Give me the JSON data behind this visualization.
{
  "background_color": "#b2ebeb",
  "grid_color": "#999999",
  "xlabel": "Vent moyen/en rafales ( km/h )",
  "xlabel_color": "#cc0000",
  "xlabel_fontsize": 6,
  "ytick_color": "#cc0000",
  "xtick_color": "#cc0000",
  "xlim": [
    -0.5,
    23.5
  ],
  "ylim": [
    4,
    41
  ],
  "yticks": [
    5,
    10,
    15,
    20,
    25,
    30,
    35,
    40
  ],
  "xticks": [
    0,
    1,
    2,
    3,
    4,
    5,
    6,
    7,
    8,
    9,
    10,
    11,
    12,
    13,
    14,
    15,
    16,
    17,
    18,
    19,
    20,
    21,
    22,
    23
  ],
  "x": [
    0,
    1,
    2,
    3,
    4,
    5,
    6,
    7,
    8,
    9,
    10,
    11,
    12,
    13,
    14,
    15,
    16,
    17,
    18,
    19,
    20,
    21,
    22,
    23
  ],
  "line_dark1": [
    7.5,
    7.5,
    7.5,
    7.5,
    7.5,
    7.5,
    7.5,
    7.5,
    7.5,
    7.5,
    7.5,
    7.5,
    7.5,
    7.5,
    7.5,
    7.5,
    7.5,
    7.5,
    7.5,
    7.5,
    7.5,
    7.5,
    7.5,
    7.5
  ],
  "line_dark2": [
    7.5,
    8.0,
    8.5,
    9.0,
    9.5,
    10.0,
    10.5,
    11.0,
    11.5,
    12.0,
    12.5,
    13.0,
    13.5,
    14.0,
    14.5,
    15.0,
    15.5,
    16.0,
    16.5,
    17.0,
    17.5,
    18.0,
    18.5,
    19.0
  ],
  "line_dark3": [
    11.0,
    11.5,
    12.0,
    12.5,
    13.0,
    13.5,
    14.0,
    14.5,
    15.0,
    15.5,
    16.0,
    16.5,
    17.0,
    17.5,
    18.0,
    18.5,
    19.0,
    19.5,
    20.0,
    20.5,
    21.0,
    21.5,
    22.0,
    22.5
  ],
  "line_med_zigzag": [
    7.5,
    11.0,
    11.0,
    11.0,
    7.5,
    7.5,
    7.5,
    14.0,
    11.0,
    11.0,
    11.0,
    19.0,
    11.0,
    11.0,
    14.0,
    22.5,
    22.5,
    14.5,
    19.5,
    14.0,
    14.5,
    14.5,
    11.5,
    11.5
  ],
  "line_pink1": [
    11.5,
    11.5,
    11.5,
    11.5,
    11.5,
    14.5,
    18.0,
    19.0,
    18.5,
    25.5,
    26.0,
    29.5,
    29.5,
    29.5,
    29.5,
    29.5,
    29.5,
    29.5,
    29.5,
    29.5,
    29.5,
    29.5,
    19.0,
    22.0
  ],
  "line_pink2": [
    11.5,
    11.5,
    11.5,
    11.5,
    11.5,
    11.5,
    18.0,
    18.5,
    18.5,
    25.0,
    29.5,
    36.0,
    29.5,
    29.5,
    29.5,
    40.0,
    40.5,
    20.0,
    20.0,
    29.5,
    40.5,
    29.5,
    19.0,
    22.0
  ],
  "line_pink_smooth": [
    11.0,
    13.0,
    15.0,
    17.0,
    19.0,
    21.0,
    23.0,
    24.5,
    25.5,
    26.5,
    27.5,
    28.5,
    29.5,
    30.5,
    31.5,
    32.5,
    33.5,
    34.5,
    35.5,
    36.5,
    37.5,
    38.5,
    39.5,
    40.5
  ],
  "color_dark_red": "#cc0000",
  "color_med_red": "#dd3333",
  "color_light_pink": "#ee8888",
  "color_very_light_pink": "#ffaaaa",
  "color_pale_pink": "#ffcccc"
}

- [GIVEN TASK]:
Make an exact copy of the listing, including every line.

- [RESPONSE]:
Give me the JSON data behind this visualization.
{
  "background_color": "#b2ebeb",
  "grid_color": "#999999",
  "xlabel": "Vent moyen/en rafales ( km/h )",
  "xlabel_color": "#cc0000",
  "xlabel_fontsize": 6,
  "ytick_color": "#cc0000",
  "xtick_color": "#cc0000",
  "xlim": [
    -0.5,
    23.5
  ],
  "ylim": [
    4,
    41
  ],
  "yticks": [
    5,
    10,
    15,
    20,
    25,
    30,
    35,
    40
  ],
  "xticks": [
    0,
    1,
    2,
    3,
    4,
    5,
    6,
    7,
    8,
    9,
    10,
    11,
    12,
    13,
    14,
    15,
    16,
    17,
    18,
    19,
    20,
    21,
    22,
    23
  ],
  "x": [
    0,
    1,
    2,
    3,
    4,
    5,
    6,
    7,
    8,
    9,
    10,
    11,
    12,
    13,
    14,
    15,
    16,
    17,
    18,
    19,
    20,
    21,
    22,
    23
  ],
  "line_dark1": [
    7.5,
    7.5,
    7.5,
    7.5,
    7.5,
    7.5,
    7.5,
    7.5,
    7.5,
    7.5,
    7.5,
    7.5,
    7.5,
    7.5,
    7.5,
    7.5,
    7.5,
    7.5,
    7.5,
    7.5,
    7.5,
    7.5,
    7.5,
    7.5
  ],
  "line_dark2": [
    7.5,
    8.0,
    8.5,
    9.0,
    9.5,
    10.0,
    10.5,
    11.0,
    11.5,
    12.0,
    12.5,
    13.0,
    13.5,
    14.0,
    14.5,
    15.0,
    15.5,
    16.0,
    16.5,
    17.0,
    17.5,
    18.0,
    18.5,
    19.0
  ],
  "line_dark3": [
    11.0,
    11.5,
    12.0,
    12.5,
    13.0,
    13.5,
    14.0,
    14.5,
    15.0,
    15.5,
    16.0,
    16.5,
    17.0,
    17.5,
    18.0,
    18.5,
    19.0,
    19.5,
    20.0,
    20.5,
    21.0,
    21.5,
    22.0,
    22.5
  ],
  "line_med_zigzag": [
    7.5,
    11.0,
    11.0,
    11.0,
    7.5,
    7.5,
    7.5,
    14.0,
    11.0,
    11.0,
    11.0,
    19.0,
    11.0,
    11.0,
    14.0,
    22.5,
    22.5,
    14.5,
    19.5,
    14.0,
    14.5,
    14.5,
    11.5,
    11.5
  ],
  "line_pink1": [
    11.5,
    11.5,
    11.5,
    11.5,
    11.5,
    14.5,
    18.0,
    19.0,
    18.5,
    25.5,
    26.0,
    29.5,
    29.5,
    29.5,
    29.5,
    29.5,
    29.5,
    29.5,
    29.5,
    29.5,
    29.5,
    29.5,
    19.0,
    22.0
  ],
  "line_pink2": [
    11.5,
    11.5,
    11.5,
    11.5,
    11.5,
    11.5,
    18.0,
    18.5,
    18.5,
    25.0,
    29.5,
    36.0,
    29.5,
    29.5,
    29.5,
    40.0,
    40.5,
    20.0,
    20.0,
    29.5,
    40.5,
    29.5,
    19.0,
    22.0
  ],
  "line_pink_smooth": [
    11.0,
    13.0,
    15.0,
    17.0,
    19.0,
    21.0,
    23.0,
    24.5,
    25.5,
    26.5,
    27.5,
    28.5,
    29.5,
    30.5,
    31.5,
    32.5,
    33.5,
    34.5,
    35.5,
    36.5,
    37.5,
    38.5,
    39.5,
    40.5
  ],
  "color_dark_red": "#cc0000",
  "color_med_red": "#dd3333",
  "color_light_pink": "#ee8888",
  "color_very_light_pink": "#ffaaaa",
  "color_pale_pink": "#ffcccc"
}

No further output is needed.